Stored data entries
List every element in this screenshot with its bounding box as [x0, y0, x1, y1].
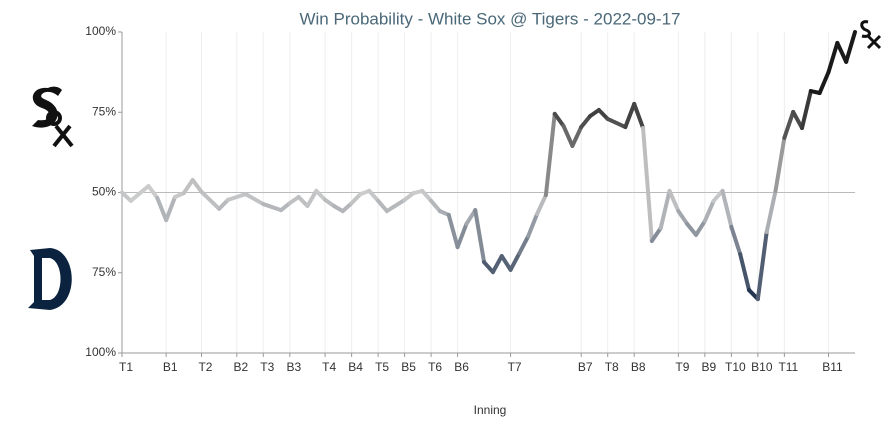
win-probability-segment	[782, 109, 796, 140]
win-probability-segment	[773, 135, 787, 193]
chart-title: Win Probability - White Sox @ Tigers - 2…	[299, 9, 680, 28]
tigers-logo	[28, 248, 72, 310]
win-probability-segment	[199, 189, 222, 211]
x-tick-label: B11	[822, 360, 843, 374]
win-probability-segment	[128, 184, 151, 203]
win-probability-segment	[649, 226, 663, 243]
win-probability-segment	[446, 212, 460, 250]
x-tick-label: T11	[778, 360, 798, 374]
x-tick-label: B7	[578, 360, 593, 374]
x-tick-label: T8	[605, 360, 619, 374]
win-probability-segment	[181, 177, 195, 196]
win-probability-segment	[490, 254, 504, 275]
x-axis-label: Inning	[474, 403, 507, 417]
win-probability-segment	[561, 124, 575, 148]
win-probability-segment	[764, 188, 778, 234]
x-tick-label: B4	[348, 360, 363, 374]
x-tick-label: T9	[675, 360, 689, 374]
win-probability-segment	[658, 188, 672, 231]
small-sox-logo	[860, 20, 882, 50]
x-tick-label: B3	[286, 360, 301, 374]
win-probability-segment	[482, 260, 495, 275]
x-tick-label: B1	[163, 360, 178, 374]
win-probability-segment	[729, 224, 743, 257]
win-probability-segment	[314, 188, 328, 202]
x-tick-label: B10	[751, 360, 773, 374]
win-probability-segment	[243, 192, 266, 207]
win-probability-segment	[826, 40, 840, 75]
win-probability-segment	[296, 194, 310, 208]
win-probability-segment	[420, 188, 434, 203]
win-probability-segment	[349, 192, 363, 206]
x-tick-label: T5	[375, 360, 389, 374]
win-probability-segment	[552, 111, 566, 129]
x-tick-label: T4	[322, 360, 336, 374]
win-probability-segment	[676, 209, 690, 226]
win-probability-segment	[667, 188, 681, 214]
win-probability-segment	[473, 208, 487, 265]
win-probability-segment	[376, 198, 389, 214]
x-tick-label: T2	[198, 360, 212, 374]
win-probability-segment	[455, 221, 469, 250]
win-probability-segment	[429, 198, 442, 214]
win-probability-segment	[217, 197, 230, 211]
win-probability-segment	[579, 114, 593, 130]
win-probability-segment	[835, 40, 849, 64]
win-probability-segment	[305, 188, 319, 208]
win-probability-segment	[570, 125, 584, 148]
win-probability-segment	[543, 111, 557, 198]
win-probability-segment	[596, 108, 610, 121]
win-probability-segment	[367, 188, 381, 203]
win-probability-segment	[694, 219, 707, 237]
win-probability-segment	[791, 109, 805, 130]
win-probability-segment	[738, 252, 752, 293]
x-tick-label: T3	[260, 360, 274, 374]
x-tick-label: B6	[454, 360, 469, 374]
win-probability-segment	[605, 116, 628, 130]
white-sox-logo	[32, 86, 74, 148]
win-probability-segment	[641, 125, 654, 243]
win-probability-segment	[146, 184, 160, 200]
win-probability-segment	[632, 101, 646, 130]
x-tick-label: T7	[508, 360, 522, 374]
win-probability-segment	[190, 177, 204, 194]
x-tick-label: B8	[631, 360, 646, 374]
x-tick-label: B9	[702, 360, 717, 374]
win-probability-segment	[702, 198, 716, 224]
win-probability-segment	[499, 254, 513, 272]
y-tick-label: 100%	[85, 24, 116, 38]
win-probability-segment	[164, 194, 177, 223]
win-probability-segment	[508, 251, 522, 272]
win-probability-segment	[261, 202, 283, 213]
win-probability-segment	[384, 197, 407, 214]
x-tick-label: T6	[428, 360, 442, 374]
win-probability-segment	[720, 188, 734, 229]
win-probability-segment	[685, 221, 699, 237]
win-probability-segment	[535, 193, 548, 217]
win-probability-segment	[225, 192, 248, 202]
win-probability-segment	[844, 30, 857, 64]
x-tick-label: T10	[725, 360, 746, 374]
y-tick-label: 50%	[92, 185, 116, 199]
win-probability-segment	[120, 190, 133, 203]
win-probability-segment	[155, 195, 169, 223]
win-probability-segment	[800, 89, 813, 130]
win-probability-segment	[817, 70, 831, 95]
x-tick-label: B2	[233, 360, 248, 374]
y-tick-label: 75%	[92, 104, 116, 118]
win-probability-segment	[517, 234, 531, 256]
win-probability-segment	[526, 212, 540, 239]
win-probability-segment	[623, 101, 637, 130]
y-tick-label: 75%	[92, 265, 116, 279]
x-tick-label: B5	[401, 360, 416, 374]
win-probability-segment	[755, 229, 769, 302]
x-tick-label: T1	[119, 360, 133, 374]
y-tick-label: 100%	[85, 345, 116, 359]
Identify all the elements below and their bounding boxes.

- TASK STATEMENT:
Rewrite every one of the rows above with "win-probability-segment" replaced by "wp-segment", leaving all other text as it is. Omit the pictures from your answer.

- OUTPUT FOR THIS EXERCISE:
List every element in this screenshot with its bounding box as [x0, y0, x1, y1].
wp-segment	[782, 109, 796, 140]
wp-segment	[773, 135, 787, 193]
chart-title: Win Probability - White Sox @ Tigers - 2…	[299, 9, 680, 28]
tigers-logo	[28, 248, 72, 310]
wp-segment	[199, 189, 222, 211]
x-tick-label: B11	[822, 360, 843, 374]
wp-segment	[128, 184, 151, 203]
wp-segment	[649, 226, 663, 243]
wp-segment	[446, 212, 460, 250]
x-tick-label: T11	[778, 360, 798, 374]
x-tick-label: B7	[578, 360, 593, 374]
x-tick-label: T8	[605, 360, 619, 374]
wp-segment	[181, 177, 195, 196]
wp-segment	[490, 254, 504, 275]
x-axis-label: Inning	[474, 403, 507, 417]
wp-segment	[561, 124, 575, 148]
wp-segment	[764, 188, 778, 234]
x-tick-label: B4	[348, 360, 363, 374]
x-tick-label: T9	[675, 360, 689, 374]
wp-segment	[658, 188, 672, 231]
small-sox-logo	[860, 20, 882, 50]
x-tick-label: B3	[286, 360, 301, 374]
wp-segment	[482, 260, 495, 275]
x-tick-label: B1	[163, 360, 178, 374]
wp-segment	[729, 224, 743, 257]
wp-segment	[314, 188, 328, 202]
x-tick-label: B10	[751, 360, 773, 374]
wp-segment	[243, 192, 266, 207]
wp-segment	[826, 40, 840, 75]
wp-segment	[296, 194, 310, 208]
wp-segment	[420, 188, 434, 203]
wp-segment	[349, 192, 363, 206]
x-tick-label: T5	[375, 360, 389, 374]
wp-segment	[552, 111, 566, 129]
x-tick-label: T4	[322, 360, 336, 374]
wp-segment	[676, 209, 690, 226]
wp-segment	[667, 188, 681, 214]
wp-segment	[473, 208, 487, 265]
wp-segment	[376, 198, 389, 214]
x-tick-label: T2	[198, 360, 212, 374]
wp-segment	[455, 221, 469, 250]
wp-segment	[429, 198, 442, 214]
wp-segment	[217, 197, 230, 211]
wp-segment	[579, 114, 593, 130]
wp-segment	[835, 40, 849, 64]
wp-segment	[305, 188, 319, 208]
wp-segment	[570, 125, 584, 148]
wp-segment	[543, 111, 557, 198]
wp-segment	[596, 108, 610, 121]
wp-segment	[367, 188, 381, 203]
wp-segment	[694, 219, 707, 237]
wp-segment	[791, 109, 805, 130]
wp-segment	[738, 252, 752, 293]
x-tick-label: T3	[260, 360, 274, 374]
x-tick-label: B6	[454, 360, 469, 374]
wp-segment	[605, 116, 628, 130]
white-sox-logo	[32, 86, 74, 148]
wp-segment	[641, 125, 654, 243]
wp-segment	[146, 184, 160, 200]
wp-segment	[632, 101, 646, 130]
x-tick-label: T7	[508, 360, 522, 374]
wp-segment	[190, 177, 204, 194]
x-tick-label: B8	[631, 360, 646, 374]
x-tick-label: B9	[702, 360, 717, 374]
wp-segment	[702, 198, 716, 224]
wp-segment	[499, 254, 513, 272]
y-tick-label: 100%	[85, 24, 116, 38]
wp-segment	[164, 194, 177, 223]
wp-segment	[508, 251, 522, 272]
wp-segment	[261, 202, 283, 213]
wp-segment	[384, 197, 407, 214]
x-tick-label: T6	[428, 360, 442, 374]
wp-segment	[720, 188, 734, 229]
wp-segment	[685, 221, 699, 237]
wp-segment	[535, 193, 548, 217]
wp-segment	[225, 192, 248, 202]
wp-segment	[844, 30, 857, 64]
x-tick-label: T10	[725, 360, 746, 374]
y-tick-label: 50%	[92, 185, 116, 199]
wp-segment	[120, 190, 133, 203]
wp-segment	[155, 195, 169, 223]
wp-segment	[800, 89, 813, 130]
wp-segment	[817, 70, 831, 95]
x-tick-label: B2	[233, 360, 248, 374]
y-tick-label: 75%	[92, 104, 116, 118]
wp-segment	[517, 234, 531, 256]
wp-segment	[526, 212, 540, 239]
wp-segment	[623, 101, 637, 130]
y-tick-label: 75%	[92, 265, 116, 279]
x-tick-label: B5	[401, 360, 416, 374]
wp-segment	[755, 229, 769, 302]
x-tick-label: T1	[119, 360, 133, 374]
y-tick-label: 100%	[85, 345, 116, 359]
Identify all the elements below and their bounding boxes.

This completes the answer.